"""

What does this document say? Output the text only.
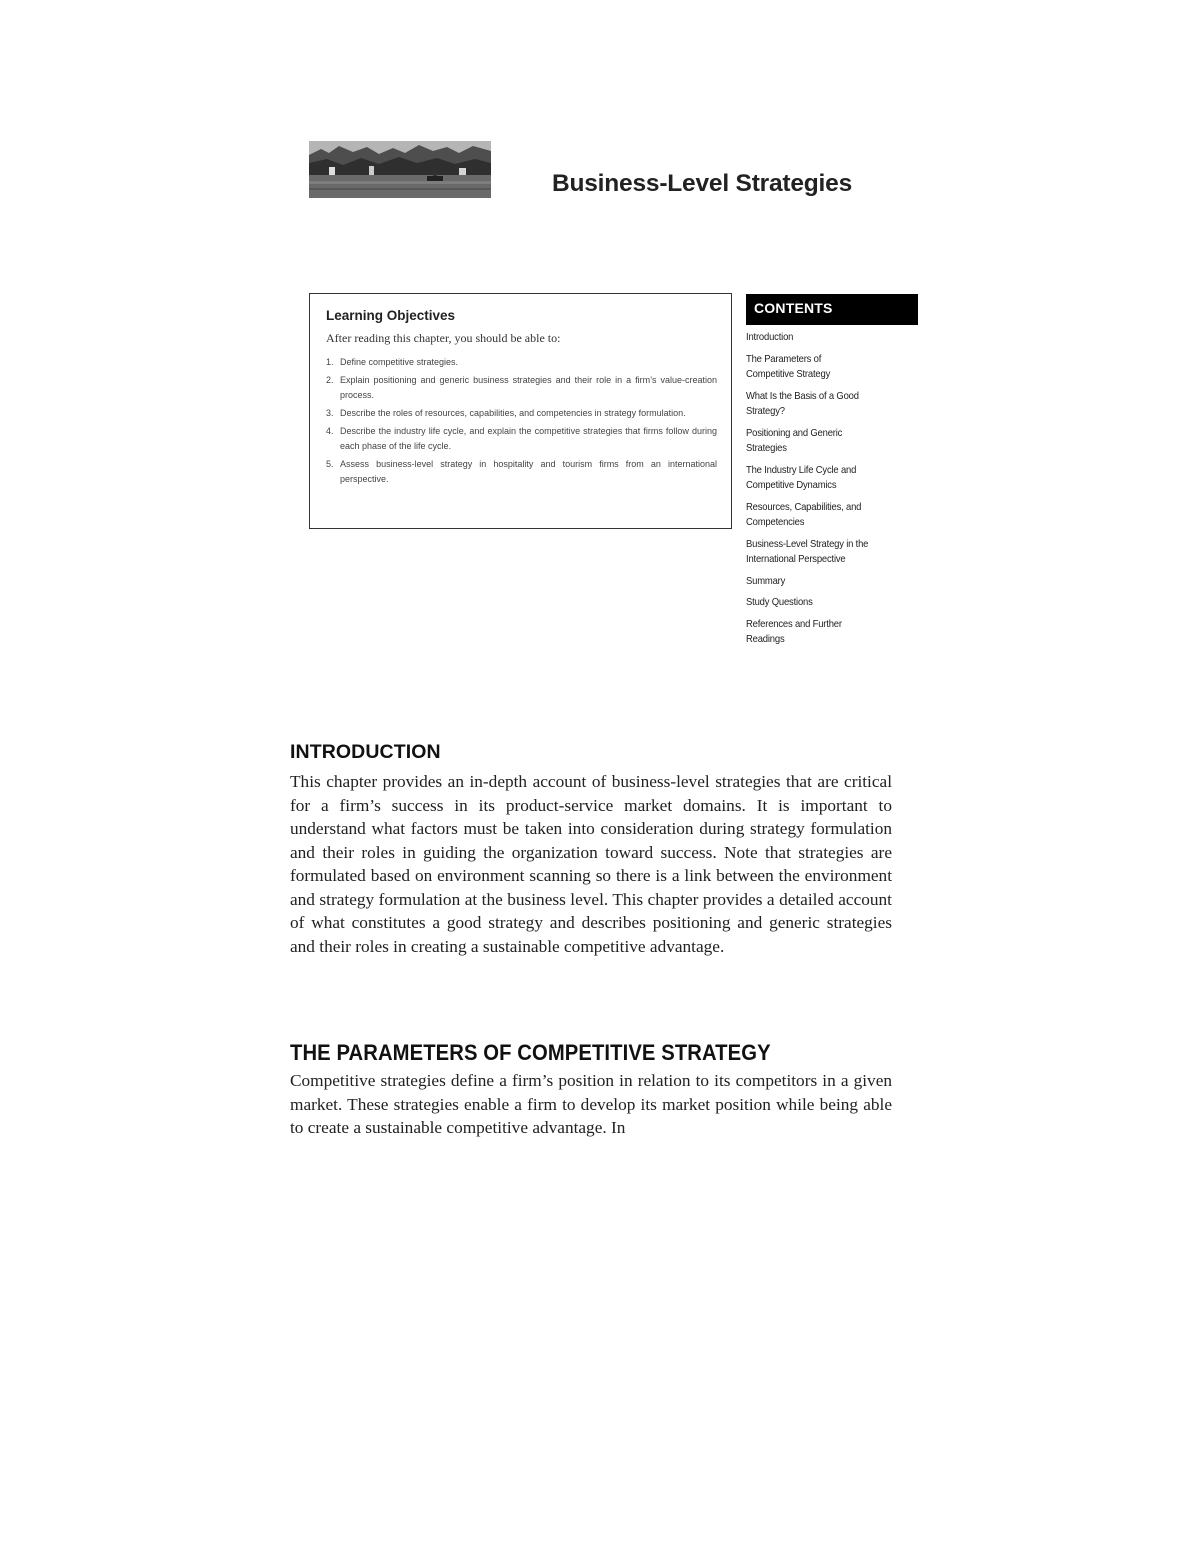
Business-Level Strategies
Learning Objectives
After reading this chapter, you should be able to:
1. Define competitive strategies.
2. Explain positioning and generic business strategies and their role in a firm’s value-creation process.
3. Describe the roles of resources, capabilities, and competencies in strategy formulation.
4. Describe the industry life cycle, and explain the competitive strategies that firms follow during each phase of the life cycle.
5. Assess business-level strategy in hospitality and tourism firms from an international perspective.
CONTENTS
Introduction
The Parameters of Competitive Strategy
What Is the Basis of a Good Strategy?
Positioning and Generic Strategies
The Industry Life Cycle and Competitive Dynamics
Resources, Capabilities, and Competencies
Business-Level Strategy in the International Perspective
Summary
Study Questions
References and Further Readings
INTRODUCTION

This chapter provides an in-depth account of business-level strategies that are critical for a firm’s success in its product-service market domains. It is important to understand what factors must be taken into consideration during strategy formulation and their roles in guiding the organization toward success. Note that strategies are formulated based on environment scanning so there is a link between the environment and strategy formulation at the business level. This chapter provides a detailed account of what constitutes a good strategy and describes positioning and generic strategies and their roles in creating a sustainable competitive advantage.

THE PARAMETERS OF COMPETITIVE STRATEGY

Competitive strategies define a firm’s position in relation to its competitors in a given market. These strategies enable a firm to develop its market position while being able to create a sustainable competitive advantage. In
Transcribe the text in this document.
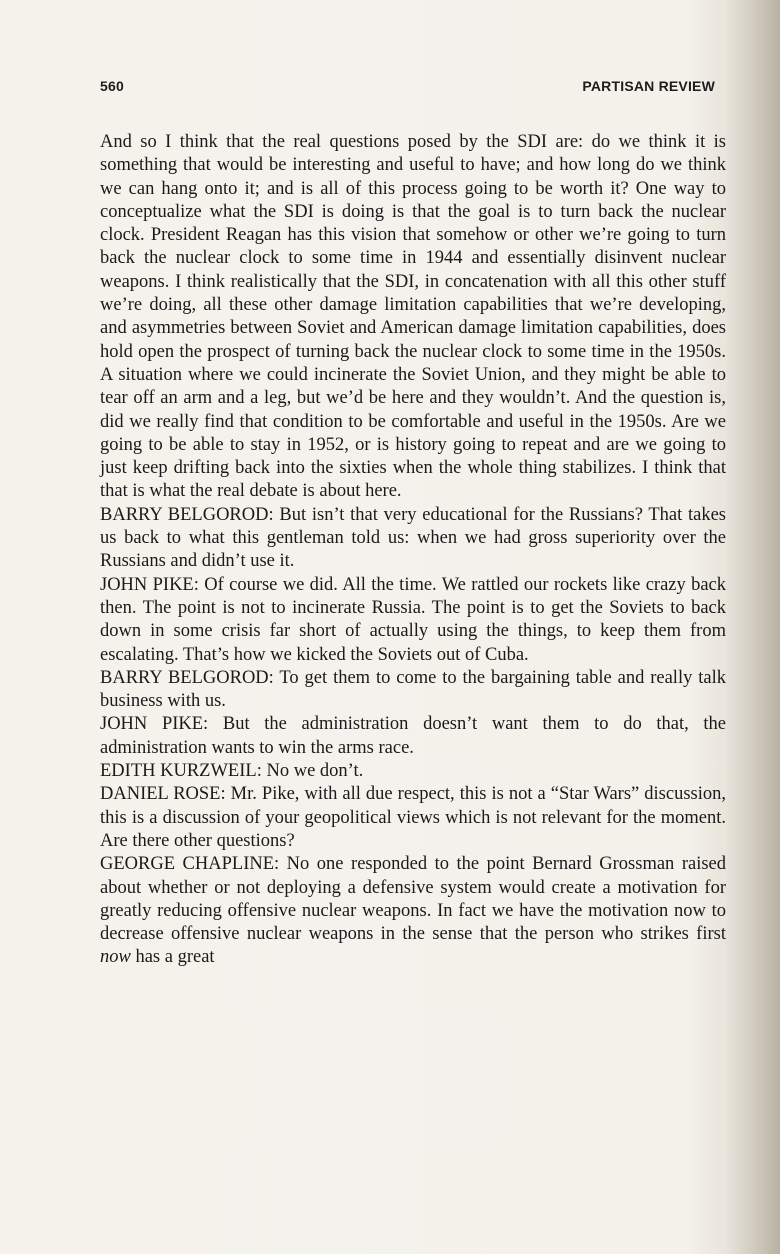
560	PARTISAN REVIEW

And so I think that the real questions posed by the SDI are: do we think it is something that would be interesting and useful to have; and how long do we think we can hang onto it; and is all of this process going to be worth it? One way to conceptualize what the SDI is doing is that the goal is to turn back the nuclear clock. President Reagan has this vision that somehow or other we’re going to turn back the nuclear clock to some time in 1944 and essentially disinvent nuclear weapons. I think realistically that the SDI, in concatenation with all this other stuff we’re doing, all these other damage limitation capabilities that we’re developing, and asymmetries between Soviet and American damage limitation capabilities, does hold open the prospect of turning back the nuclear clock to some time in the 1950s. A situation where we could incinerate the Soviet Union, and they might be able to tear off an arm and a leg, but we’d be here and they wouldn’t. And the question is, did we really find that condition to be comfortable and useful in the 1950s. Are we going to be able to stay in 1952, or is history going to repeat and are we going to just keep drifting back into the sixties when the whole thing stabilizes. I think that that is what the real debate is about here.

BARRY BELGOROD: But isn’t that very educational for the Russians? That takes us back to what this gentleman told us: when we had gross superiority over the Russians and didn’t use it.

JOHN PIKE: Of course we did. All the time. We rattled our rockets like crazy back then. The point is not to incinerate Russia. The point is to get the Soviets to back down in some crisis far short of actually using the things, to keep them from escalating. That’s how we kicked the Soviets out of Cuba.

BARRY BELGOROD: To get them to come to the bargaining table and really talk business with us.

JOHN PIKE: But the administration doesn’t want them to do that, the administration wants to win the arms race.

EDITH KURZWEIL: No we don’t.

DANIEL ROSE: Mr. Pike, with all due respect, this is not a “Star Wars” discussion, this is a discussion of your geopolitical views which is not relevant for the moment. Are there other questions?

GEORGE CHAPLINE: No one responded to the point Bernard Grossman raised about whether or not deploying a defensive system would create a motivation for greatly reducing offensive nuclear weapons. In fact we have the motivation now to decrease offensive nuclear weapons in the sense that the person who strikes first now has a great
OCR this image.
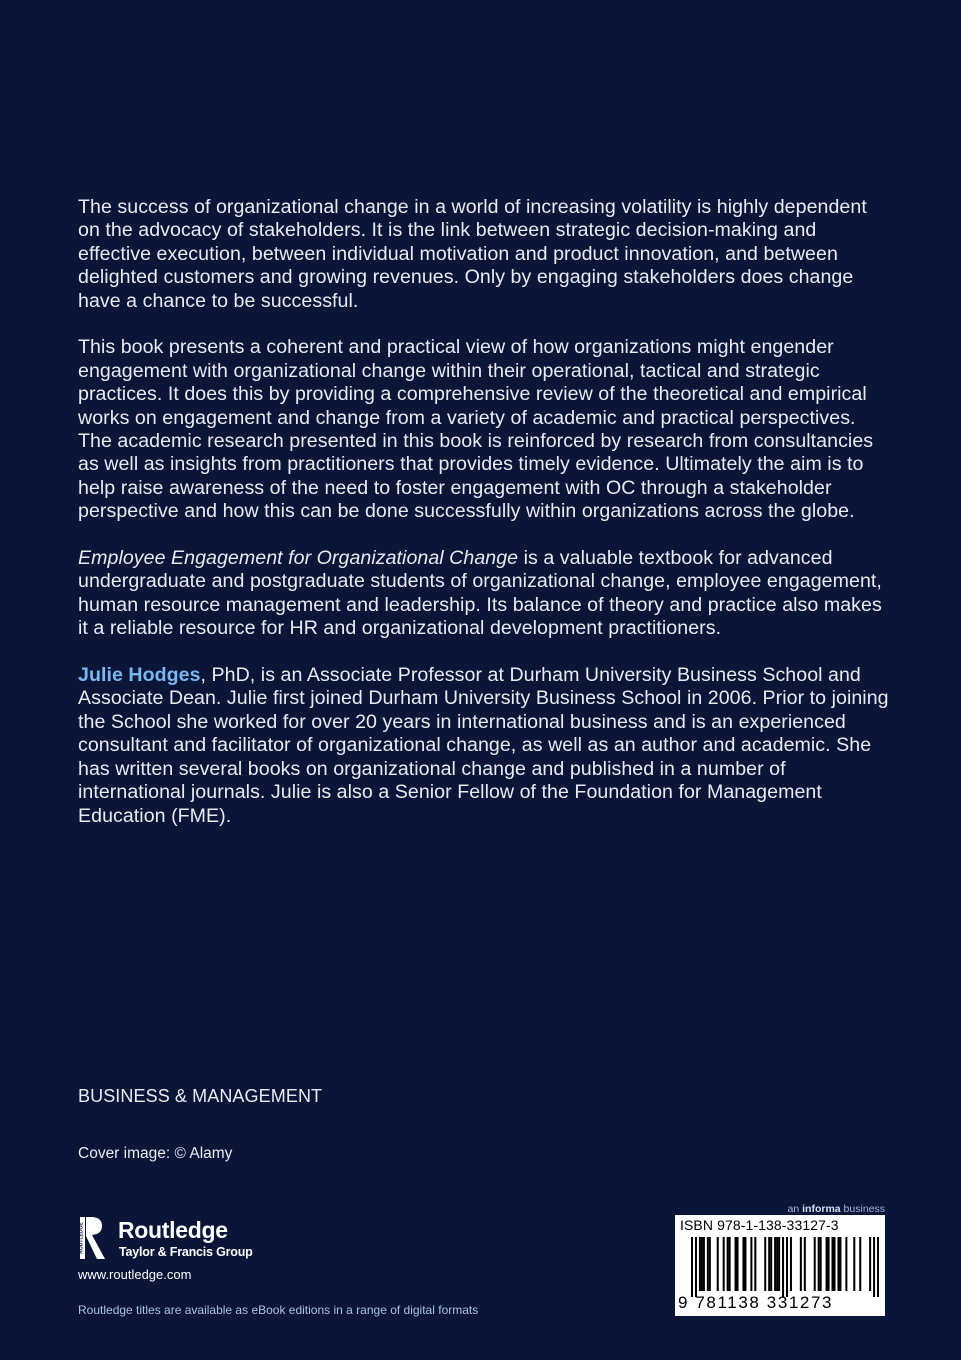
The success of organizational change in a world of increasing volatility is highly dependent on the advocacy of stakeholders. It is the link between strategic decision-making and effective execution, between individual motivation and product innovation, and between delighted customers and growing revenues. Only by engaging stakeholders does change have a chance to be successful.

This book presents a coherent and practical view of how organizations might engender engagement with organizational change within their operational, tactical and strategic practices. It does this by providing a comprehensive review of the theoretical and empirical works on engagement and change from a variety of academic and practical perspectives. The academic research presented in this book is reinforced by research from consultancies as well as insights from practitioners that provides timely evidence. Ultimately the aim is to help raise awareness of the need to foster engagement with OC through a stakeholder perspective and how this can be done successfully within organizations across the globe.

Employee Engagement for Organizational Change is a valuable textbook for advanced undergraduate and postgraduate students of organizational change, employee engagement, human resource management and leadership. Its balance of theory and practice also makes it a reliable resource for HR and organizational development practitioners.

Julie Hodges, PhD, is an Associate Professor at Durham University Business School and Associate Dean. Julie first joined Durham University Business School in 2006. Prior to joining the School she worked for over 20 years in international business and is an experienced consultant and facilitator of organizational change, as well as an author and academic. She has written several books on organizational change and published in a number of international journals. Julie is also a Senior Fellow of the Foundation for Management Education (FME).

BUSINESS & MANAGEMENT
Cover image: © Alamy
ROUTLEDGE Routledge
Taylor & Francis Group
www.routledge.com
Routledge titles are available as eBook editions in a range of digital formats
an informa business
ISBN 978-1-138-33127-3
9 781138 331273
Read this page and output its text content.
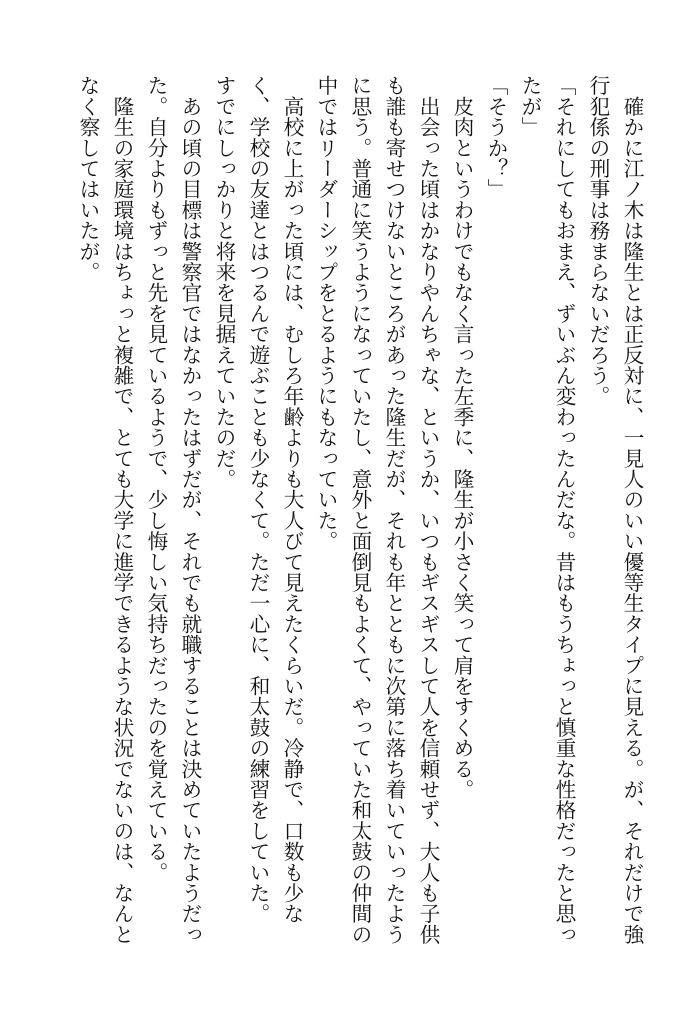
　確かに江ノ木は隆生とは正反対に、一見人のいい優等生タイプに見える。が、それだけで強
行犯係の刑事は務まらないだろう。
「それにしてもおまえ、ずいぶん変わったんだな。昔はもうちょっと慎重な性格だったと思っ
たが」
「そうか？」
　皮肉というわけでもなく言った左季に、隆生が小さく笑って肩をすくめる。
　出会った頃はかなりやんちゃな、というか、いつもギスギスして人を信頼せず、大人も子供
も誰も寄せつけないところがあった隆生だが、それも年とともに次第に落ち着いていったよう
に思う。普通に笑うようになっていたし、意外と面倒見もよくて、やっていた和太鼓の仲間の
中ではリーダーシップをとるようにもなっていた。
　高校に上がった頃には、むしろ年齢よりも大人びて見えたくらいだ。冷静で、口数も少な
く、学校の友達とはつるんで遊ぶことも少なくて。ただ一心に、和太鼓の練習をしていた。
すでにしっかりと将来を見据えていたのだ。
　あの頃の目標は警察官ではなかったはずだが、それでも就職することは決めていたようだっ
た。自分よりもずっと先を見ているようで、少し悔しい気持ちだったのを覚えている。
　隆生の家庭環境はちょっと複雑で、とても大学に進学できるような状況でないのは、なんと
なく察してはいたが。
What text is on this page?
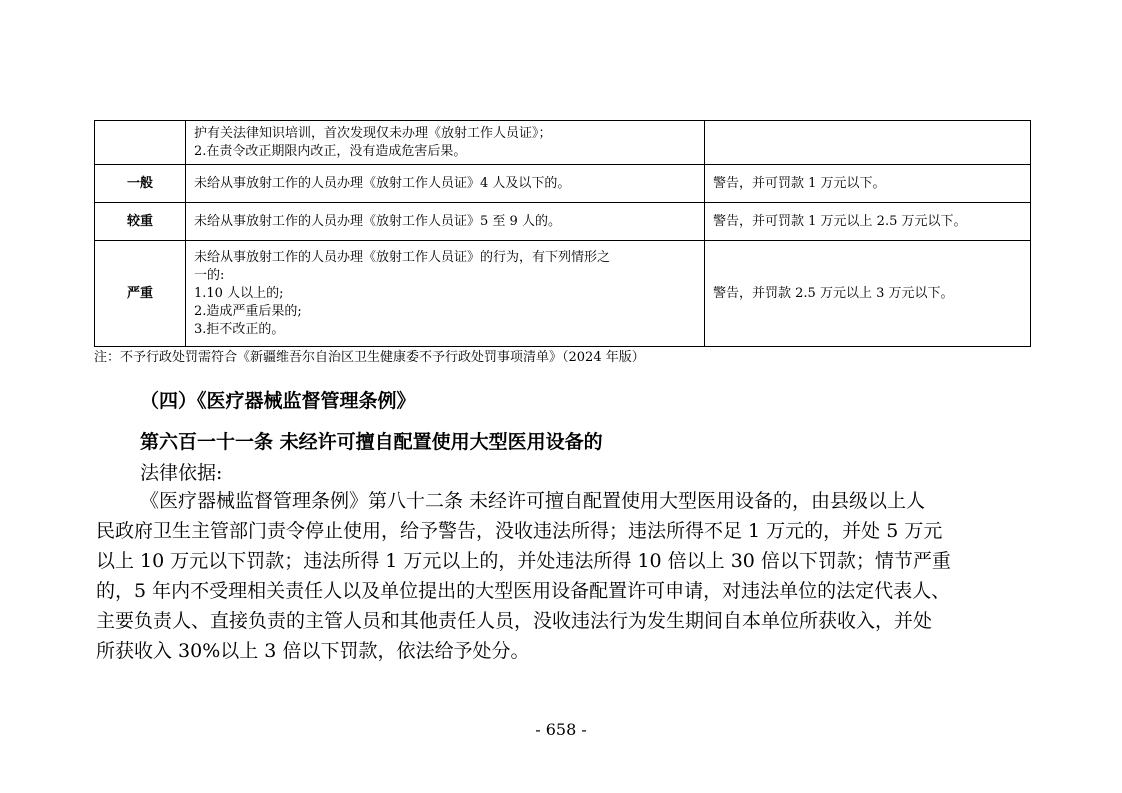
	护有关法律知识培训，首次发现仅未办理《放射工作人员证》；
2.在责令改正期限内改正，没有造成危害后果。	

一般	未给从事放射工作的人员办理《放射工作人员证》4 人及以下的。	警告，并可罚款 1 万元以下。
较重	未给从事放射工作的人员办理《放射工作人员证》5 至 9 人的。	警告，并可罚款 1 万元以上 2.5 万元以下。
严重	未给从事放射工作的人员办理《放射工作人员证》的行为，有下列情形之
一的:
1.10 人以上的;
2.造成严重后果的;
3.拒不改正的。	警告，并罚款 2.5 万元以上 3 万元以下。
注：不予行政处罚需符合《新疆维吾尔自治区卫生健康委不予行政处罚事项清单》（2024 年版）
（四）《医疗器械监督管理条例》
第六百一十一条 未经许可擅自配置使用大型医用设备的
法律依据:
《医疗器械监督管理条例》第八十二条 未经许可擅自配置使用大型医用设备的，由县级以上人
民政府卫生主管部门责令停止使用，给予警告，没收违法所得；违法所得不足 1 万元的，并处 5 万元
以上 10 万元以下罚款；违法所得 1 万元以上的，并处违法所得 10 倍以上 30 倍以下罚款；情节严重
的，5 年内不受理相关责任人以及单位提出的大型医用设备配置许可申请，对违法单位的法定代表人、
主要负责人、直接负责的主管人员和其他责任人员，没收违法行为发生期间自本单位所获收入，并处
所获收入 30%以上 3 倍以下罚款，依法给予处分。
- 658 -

"""

THE REQUEST:
What do the lines above say from the line containing "Read this page and output its text content." through the last line? Quote them exactly, both ends included, and leave out the pictures.

SOLUTION TO THIS TASK:
Read this page and output its text content.
　確かに江ノ木は隆生とは正反対に、一見人のいい優等生タイプに見える。が、それだけで強
行犯係の刑事は務まらないだろう。
「それにしてもおまえ、ずいぶん変わったんだな。昔はもうちょっと慎重な性格だったと思っ
たが」
「そうか？」
　皮肉というわけでもなく言った左季に、隆生が小さく笑って肩をすくめる。
　出会った頃はかなりやんちゃな、というか、いつもギスギスして人を信頼せず、大人も子供
も誰も寄せつけないところがあった隆生だが、それも年とともに次第に落ち着いていったよう
に思う。普通に笑うようになっていたし、意外と面倒見もよくて、やっていた和太鼓の仲間の
中ではリーダーシップをとるようにもなっていた。
　高校に上がった頃には、むしろ年齢よりも大人びて見えたくらいだ。冷静で、口数も少な
く、学校の友達とはつるんで遊ぶことも少なくて。ただ一心に、和太鼓の練習をしていた。
すでにしっかりと将来を見据えていたのだ。
　あの頃の目標は警察官ではなかったはずだが、それでも就職することは決めていたようだっ
た。自分よりもずっと先を見ているようで、少し悔しい気持ちだったのを覚えている。
　隆生の家庭環境はちょっと複雑で、とても大学に進学できるような状況でないのは、なんと
なく察してはいたが。
What text is on this page?
	护有关法律知识培训，首次发现仅未办理《放射工作人员证》；
2.在责令改正期限内改正，没有造成危害后果。	

一般	未给从事放射工作的人员办理《放射工作人员证》4 人及以下的。	警告，并可罚款 1 万元以下。
较重	未给从事放射工作的人员办理《放射工作人员证》5 至 9 人的。	警告，并可罚款 1 万元以上 2.5 万元以下。
严重	未给从事放射工作的人员办理《放射工作人员证》的行为，有下列情形之
一的:
1.10 人以上的;
2.造成严重后果的;
3.拒不改正的。	警告，并罚款 2.5 万元以上 3 万元以下。
注：不予行政处罚需符合《新疆维吾尔自治区卫生健康委不予行政处罚事项清单》（2024 年版）
（四）《医疗器械监督管理条例》
第六百一十一条 未经许可擅自配置使用大型医用设备的
法律依据:
《医疗器械监督管理条例》第八十二条 未经许可擅自配置使用大型医用设备的，由县级以上人
民政府卫生主管部门责令停止使用，给予警告，没收违法所得；违法所得不足 1 万元的，并处 5 万元
以上 10 万元以下罚款；违法所得 1 万元以上的，并处违法所得 10 倍以上 30 倍以下罚款；情节严重
的，5 年内不受理相关责任人以及单位提出的大型医用设备配置许可申请，对违法单位的法定代表人、
主要负责人、直接负责的主管人员和其他责任人员，没收违法行为发生期间自本单位所获收入，并处
所获收入 30%以上 3 倍以下罚款，依法给予处分。
- 658 -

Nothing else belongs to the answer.